● **Work to be completed**:
Set the data down again, exactly as it reads, but without the pictures.

##### Dataset records #####

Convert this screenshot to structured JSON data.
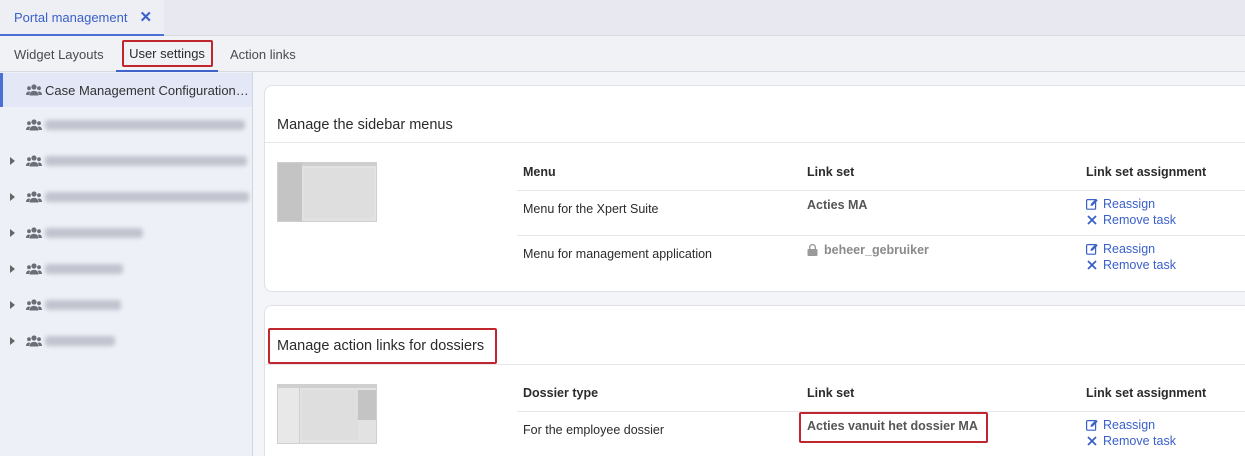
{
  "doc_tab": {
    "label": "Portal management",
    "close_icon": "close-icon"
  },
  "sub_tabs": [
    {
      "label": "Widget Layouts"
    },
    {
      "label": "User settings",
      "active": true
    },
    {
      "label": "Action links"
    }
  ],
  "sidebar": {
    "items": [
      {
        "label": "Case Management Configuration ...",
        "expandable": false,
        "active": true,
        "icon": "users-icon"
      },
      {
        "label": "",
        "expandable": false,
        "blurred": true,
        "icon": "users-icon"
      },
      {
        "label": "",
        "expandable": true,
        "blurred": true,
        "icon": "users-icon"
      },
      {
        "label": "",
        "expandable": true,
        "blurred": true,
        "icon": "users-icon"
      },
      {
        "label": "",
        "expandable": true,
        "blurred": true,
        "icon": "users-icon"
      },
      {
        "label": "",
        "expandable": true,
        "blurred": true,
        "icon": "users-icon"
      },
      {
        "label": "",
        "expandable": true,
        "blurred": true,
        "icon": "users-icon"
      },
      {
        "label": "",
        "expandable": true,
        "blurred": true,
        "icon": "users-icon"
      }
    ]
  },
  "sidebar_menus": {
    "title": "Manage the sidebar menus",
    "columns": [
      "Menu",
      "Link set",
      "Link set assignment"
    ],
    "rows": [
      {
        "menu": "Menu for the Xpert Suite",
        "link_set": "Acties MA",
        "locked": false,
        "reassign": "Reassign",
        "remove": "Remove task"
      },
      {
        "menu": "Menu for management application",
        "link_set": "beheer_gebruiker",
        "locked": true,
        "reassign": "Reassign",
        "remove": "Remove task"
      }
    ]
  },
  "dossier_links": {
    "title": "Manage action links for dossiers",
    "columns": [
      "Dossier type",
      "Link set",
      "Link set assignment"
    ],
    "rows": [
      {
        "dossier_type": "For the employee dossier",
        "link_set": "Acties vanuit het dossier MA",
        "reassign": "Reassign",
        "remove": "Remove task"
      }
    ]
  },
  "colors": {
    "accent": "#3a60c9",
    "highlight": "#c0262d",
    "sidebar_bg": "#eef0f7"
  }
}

#####

● **Solution below**:
Convert this screenshot to structured JSON data.
{
  "doc_tab": {
    "label": "Portal management",
    "close_icon": "close-icon"
  },
  "sub_tabs": [
    {
      "label": "Widget Layouts"
    },
    {
      "label": "User settings",
      "active": true
    },
    {
      "label": "Action links"
    }
  ],
  "sidebar": {
    "items": [
      {
        "label": "Case Management Configuration ...",
        "expandable": false,
        "active": true,
        "icon": "users-icon"
      },
      {
        "label": "",
        "expandable": false,
        "blurred": true,
        "icon": "users-icon"
      },
      {
        "label": "",
        "expandable": true,
        "blurred": true,
        "icon": "users-icon"
      },
      {
        "label": "",
        "expandable": true,
        "blurred": true,
        "icon": "users-icon"
      },
      {
        "label": "",
        "expandable": true,
        "blurred": true,
        "icon": "users-icon"
      },
      {
        "label": "",
        "expandable": true,
        "blurred": true,
        "icon": "users-icon"
      },
      {
        "label": "",
        "expandable": true,
        "blurred": true,
        "icon": "users-icon"
      },
      {
        "label": "",
        "expandable": true,
        "blurred": true,
        "icon": "users-icon"
      }
    ]
  },
  "sidebar_menus": {
    "title": "Manage the sidebar menus",
    "columns": [
      "Menu",
      "Link set",
      "Link set assignment"
    ],
    "rows": [
      {
        "menu": "Menu for the Xpert Suite",
        "link_set": "Acties MA",
        "locked": false,
        "reassign": "Reassign",
        "remove": "Remove task"
      },
      {
        "menu": "Menu for management application",
        "link_set": "beheer_gebruiker",
        "locked": true,
        "reassign": "Reassign",
        "remove": "Remove task"
      }
    ]
  },
  "dossier_links": {
    "title": "Manage action links for dossiers",
    "columns": [
      "Dossier type",
      "Link set",
      "Link set assignment"
    ],
    "rows": [
      {
        "dossier_type": "For the employee dossier",
        "link_set": "Acties vanuit het dossier MA",
        "reassign": "Reassign",
        "remove": "Remove task"
      }
    ]
  },
  "colors": {
    "accent": "#3a60c9",
    "highlight": "#c0262d",
    "sidebar_bg": "#eef0f7"
  }
}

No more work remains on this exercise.